# START OF Extracted entries

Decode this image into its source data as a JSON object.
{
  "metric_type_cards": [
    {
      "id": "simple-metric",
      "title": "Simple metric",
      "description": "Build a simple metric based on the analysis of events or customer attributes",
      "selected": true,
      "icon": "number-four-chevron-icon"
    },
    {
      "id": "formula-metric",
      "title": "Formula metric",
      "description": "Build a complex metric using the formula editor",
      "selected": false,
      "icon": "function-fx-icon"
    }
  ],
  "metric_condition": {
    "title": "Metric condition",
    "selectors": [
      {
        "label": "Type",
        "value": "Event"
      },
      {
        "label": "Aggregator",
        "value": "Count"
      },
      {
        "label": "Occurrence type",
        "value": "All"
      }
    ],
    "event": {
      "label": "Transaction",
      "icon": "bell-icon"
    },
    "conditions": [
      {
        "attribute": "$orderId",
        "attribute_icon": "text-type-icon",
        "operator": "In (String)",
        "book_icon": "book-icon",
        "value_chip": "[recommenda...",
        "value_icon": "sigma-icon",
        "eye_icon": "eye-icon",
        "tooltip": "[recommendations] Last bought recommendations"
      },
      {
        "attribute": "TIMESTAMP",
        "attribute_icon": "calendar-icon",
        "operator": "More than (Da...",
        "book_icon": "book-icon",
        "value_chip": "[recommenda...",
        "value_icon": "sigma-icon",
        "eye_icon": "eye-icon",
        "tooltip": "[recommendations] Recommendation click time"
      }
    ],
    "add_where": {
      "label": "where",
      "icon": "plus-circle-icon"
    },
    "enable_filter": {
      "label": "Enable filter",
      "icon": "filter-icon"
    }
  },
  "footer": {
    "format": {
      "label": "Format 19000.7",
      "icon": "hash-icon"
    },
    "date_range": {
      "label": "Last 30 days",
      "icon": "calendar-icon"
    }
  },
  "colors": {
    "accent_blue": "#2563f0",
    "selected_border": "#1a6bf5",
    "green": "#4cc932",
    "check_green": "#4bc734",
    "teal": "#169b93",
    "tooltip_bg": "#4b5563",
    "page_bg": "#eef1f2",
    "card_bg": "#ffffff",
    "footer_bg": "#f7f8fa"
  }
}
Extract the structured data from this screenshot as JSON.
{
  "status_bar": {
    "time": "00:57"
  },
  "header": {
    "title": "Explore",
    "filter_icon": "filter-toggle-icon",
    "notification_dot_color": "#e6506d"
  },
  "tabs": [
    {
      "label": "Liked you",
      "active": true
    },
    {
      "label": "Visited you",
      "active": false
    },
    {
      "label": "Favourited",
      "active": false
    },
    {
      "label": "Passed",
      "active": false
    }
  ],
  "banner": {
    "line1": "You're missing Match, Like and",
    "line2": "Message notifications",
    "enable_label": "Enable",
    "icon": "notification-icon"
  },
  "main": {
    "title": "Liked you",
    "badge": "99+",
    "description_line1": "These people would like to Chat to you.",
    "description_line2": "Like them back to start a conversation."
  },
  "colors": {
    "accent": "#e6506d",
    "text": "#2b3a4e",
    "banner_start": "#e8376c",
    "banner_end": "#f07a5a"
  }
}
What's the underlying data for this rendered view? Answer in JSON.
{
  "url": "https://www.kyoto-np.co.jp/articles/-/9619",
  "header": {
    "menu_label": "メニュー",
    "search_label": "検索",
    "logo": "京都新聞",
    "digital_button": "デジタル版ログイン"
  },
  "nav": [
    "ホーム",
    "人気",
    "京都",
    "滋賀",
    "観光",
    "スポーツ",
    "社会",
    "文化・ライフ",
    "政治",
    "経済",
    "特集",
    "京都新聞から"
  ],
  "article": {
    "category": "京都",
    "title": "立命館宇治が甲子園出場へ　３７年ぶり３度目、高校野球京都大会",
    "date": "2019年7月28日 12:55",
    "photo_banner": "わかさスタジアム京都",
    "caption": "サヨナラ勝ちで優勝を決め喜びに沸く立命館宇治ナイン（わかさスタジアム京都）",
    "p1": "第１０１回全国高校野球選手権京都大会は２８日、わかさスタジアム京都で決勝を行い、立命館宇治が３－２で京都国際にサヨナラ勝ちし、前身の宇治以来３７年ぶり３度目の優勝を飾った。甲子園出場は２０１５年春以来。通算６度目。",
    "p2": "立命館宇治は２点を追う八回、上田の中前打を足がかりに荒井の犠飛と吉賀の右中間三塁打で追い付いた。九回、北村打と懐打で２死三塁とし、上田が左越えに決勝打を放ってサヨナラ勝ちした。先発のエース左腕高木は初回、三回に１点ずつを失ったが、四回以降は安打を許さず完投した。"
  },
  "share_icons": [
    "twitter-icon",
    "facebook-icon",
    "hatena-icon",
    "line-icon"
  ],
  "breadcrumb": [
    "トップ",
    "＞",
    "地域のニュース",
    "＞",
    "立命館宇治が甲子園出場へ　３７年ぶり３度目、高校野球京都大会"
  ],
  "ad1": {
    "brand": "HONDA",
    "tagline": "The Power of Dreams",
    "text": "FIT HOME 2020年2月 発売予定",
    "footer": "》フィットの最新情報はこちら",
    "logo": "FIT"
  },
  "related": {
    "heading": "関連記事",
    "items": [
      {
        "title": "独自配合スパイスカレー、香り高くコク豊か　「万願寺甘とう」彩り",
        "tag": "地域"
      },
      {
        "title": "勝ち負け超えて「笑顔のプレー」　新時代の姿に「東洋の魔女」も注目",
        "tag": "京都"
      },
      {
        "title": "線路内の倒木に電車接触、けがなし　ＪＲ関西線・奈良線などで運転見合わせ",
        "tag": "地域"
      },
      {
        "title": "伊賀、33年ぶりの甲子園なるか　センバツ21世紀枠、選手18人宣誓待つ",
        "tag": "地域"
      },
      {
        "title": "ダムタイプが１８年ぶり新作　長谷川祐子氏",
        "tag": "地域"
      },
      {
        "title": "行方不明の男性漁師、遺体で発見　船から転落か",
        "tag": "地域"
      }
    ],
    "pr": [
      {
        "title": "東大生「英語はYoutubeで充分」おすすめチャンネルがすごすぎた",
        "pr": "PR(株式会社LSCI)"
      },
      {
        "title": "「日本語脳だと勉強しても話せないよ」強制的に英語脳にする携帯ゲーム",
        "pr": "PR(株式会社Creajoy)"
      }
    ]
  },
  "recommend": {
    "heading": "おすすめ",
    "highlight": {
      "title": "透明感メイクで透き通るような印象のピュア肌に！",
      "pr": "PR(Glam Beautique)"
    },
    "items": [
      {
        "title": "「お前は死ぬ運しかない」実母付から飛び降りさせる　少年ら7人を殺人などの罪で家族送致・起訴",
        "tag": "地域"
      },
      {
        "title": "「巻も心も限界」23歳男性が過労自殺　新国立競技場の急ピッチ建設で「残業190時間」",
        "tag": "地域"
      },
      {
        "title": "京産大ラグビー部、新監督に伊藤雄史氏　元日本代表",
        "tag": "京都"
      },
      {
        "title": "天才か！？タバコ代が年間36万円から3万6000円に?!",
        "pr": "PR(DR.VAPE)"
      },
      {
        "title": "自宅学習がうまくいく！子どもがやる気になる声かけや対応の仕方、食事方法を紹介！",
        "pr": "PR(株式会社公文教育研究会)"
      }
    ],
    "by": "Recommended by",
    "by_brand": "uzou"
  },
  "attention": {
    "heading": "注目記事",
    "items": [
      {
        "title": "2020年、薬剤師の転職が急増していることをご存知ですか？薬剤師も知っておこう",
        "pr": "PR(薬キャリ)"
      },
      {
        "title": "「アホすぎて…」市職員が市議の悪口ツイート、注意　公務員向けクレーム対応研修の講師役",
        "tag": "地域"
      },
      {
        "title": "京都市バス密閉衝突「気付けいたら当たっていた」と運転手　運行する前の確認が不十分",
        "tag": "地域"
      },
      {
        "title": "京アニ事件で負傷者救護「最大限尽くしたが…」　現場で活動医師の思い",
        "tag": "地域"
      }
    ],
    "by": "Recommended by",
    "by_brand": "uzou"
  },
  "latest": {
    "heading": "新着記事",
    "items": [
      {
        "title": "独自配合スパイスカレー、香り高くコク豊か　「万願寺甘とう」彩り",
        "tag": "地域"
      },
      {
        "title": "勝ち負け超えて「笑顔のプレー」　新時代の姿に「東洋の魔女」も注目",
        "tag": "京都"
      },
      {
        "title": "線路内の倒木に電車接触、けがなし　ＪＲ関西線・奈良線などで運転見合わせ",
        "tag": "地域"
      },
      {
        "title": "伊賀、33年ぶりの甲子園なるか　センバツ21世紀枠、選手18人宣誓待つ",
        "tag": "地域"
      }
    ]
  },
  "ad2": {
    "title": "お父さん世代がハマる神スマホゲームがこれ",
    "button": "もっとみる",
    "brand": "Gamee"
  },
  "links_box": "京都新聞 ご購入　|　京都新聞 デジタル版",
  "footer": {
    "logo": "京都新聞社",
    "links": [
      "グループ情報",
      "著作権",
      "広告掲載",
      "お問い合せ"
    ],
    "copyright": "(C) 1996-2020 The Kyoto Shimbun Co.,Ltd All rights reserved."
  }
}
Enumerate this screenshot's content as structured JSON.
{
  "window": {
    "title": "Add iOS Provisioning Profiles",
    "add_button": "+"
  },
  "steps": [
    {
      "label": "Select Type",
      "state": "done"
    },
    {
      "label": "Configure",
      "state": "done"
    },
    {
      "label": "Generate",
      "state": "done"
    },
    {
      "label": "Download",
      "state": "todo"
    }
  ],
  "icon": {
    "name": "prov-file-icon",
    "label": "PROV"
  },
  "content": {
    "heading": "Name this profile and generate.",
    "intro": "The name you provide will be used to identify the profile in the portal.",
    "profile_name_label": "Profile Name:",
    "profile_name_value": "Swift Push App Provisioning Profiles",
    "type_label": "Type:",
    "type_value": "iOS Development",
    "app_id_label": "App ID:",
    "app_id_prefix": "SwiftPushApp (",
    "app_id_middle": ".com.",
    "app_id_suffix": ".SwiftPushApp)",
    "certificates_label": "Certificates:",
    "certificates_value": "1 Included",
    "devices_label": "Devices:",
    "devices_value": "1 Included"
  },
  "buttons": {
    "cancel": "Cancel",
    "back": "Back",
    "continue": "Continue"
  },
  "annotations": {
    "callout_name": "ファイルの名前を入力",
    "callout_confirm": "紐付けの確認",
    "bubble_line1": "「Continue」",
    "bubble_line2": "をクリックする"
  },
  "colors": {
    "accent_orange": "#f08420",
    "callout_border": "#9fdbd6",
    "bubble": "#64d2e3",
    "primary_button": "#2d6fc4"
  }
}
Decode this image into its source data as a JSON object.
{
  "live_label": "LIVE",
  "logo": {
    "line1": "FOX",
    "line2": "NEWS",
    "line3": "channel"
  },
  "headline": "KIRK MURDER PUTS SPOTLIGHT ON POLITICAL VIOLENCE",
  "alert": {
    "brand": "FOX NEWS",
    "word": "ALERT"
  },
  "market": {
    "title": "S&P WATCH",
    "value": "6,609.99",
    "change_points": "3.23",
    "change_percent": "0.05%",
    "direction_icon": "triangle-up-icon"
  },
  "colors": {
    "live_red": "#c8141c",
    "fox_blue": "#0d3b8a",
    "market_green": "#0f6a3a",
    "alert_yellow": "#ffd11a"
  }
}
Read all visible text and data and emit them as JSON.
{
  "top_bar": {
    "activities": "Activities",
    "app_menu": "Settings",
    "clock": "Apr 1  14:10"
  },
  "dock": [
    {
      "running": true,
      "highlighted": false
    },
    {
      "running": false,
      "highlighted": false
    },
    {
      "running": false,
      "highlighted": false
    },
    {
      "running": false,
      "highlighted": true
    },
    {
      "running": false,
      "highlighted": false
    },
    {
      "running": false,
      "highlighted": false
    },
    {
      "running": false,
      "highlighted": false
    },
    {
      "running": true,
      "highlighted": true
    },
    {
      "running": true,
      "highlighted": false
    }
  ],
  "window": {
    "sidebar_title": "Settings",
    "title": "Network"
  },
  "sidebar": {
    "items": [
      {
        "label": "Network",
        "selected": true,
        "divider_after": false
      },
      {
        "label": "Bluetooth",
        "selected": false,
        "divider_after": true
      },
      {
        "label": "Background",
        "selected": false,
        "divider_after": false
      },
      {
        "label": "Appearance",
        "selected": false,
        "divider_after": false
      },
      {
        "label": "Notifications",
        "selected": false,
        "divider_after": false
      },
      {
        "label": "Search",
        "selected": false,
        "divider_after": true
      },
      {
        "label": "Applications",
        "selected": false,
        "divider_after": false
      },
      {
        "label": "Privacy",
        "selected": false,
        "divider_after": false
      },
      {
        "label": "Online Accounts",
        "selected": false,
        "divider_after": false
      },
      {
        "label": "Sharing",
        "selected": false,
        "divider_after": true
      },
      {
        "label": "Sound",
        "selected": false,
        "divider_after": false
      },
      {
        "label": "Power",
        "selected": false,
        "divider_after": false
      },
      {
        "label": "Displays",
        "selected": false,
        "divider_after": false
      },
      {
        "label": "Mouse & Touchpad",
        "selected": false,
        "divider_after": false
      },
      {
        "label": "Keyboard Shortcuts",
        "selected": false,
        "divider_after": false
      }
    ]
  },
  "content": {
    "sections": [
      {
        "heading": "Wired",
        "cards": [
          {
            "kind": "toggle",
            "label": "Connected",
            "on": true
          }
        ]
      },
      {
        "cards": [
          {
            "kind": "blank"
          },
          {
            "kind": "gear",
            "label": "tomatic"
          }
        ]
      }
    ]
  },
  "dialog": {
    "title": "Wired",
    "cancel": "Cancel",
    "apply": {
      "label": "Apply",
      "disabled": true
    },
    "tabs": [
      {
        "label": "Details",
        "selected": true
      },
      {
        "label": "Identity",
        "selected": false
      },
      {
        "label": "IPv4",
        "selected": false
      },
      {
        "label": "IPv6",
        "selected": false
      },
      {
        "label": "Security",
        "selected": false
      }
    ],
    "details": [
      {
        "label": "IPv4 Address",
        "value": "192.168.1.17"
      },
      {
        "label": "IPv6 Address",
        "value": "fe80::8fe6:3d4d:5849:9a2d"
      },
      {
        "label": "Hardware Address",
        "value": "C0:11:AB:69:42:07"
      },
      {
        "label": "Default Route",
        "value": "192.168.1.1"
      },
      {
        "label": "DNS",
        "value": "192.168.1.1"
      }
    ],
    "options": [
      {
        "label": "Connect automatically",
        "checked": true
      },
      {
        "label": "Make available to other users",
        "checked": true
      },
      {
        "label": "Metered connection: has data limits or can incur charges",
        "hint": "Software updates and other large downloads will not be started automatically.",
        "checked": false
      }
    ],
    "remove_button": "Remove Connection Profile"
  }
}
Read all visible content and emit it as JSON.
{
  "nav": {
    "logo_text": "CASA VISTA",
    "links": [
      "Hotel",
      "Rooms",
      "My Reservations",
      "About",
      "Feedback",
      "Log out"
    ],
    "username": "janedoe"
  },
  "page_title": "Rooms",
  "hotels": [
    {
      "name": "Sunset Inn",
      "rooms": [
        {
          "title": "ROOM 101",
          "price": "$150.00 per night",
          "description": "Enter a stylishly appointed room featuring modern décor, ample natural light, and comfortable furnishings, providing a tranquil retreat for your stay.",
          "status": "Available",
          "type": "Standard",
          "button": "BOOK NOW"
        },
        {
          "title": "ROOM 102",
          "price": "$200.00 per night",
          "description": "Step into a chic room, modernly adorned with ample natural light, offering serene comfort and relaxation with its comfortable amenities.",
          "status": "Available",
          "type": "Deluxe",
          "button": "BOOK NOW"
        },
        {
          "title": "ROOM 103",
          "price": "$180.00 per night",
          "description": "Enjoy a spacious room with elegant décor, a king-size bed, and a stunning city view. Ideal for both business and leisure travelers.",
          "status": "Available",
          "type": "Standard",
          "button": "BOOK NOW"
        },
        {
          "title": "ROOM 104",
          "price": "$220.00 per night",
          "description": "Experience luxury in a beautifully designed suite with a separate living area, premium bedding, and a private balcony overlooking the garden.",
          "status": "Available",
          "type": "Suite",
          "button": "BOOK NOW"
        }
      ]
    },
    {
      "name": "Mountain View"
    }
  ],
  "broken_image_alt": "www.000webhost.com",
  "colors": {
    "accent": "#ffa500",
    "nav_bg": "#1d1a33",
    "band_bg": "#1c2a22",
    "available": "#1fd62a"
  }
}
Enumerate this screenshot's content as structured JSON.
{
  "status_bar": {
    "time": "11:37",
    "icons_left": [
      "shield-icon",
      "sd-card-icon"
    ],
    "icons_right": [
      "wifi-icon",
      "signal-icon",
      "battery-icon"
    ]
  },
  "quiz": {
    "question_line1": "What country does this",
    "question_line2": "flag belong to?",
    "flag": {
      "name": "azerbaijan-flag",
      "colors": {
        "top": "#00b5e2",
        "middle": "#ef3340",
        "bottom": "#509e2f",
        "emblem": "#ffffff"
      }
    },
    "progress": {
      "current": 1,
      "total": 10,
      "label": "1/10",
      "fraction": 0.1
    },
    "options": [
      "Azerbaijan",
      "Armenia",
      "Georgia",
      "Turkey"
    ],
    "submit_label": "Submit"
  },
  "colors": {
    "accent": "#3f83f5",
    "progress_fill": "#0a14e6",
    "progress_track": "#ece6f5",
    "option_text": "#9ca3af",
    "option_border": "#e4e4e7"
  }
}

# END OF Extracted entries

Short problem.
Provide solely the number of lines in the data that include the word "ample".

Reply.
2